Check each line of the listing for the word "поэтапно" and give only the number of lines that have it.
•••••
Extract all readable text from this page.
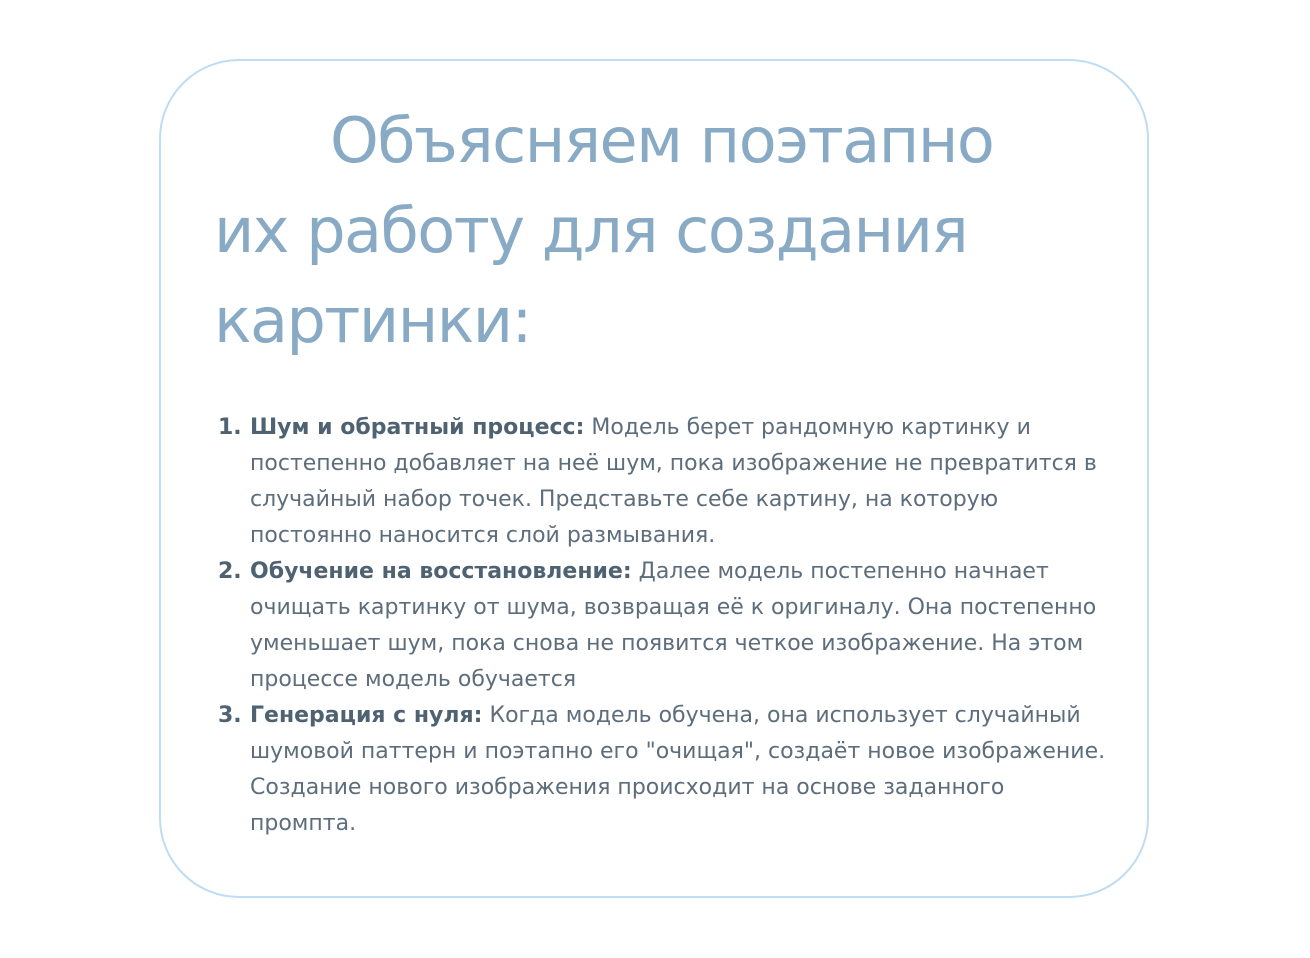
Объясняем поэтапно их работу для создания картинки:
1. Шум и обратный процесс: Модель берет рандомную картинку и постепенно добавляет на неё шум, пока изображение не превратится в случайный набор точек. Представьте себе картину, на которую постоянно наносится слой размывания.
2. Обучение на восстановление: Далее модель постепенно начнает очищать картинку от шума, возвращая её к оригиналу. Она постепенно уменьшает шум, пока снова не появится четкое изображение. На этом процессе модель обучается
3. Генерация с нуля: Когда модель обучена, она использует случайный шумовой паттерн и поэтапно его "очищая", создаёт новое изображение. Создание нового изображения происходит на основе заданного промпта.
•••••
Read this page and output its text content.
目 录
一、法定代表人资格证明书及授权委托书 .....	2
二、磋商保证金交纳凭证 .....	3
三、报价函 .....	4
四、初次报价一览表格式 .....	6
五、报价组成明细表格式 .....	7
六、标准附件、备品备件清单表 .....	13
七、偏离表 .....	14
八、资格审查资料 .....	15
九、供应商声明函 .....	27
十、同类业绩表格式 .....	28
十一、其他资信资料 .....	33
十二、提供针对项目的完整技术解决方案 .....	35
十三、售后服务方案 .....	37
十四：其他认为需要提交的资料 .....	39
•••••
* _REPLY TO THE EXERCISE_: 2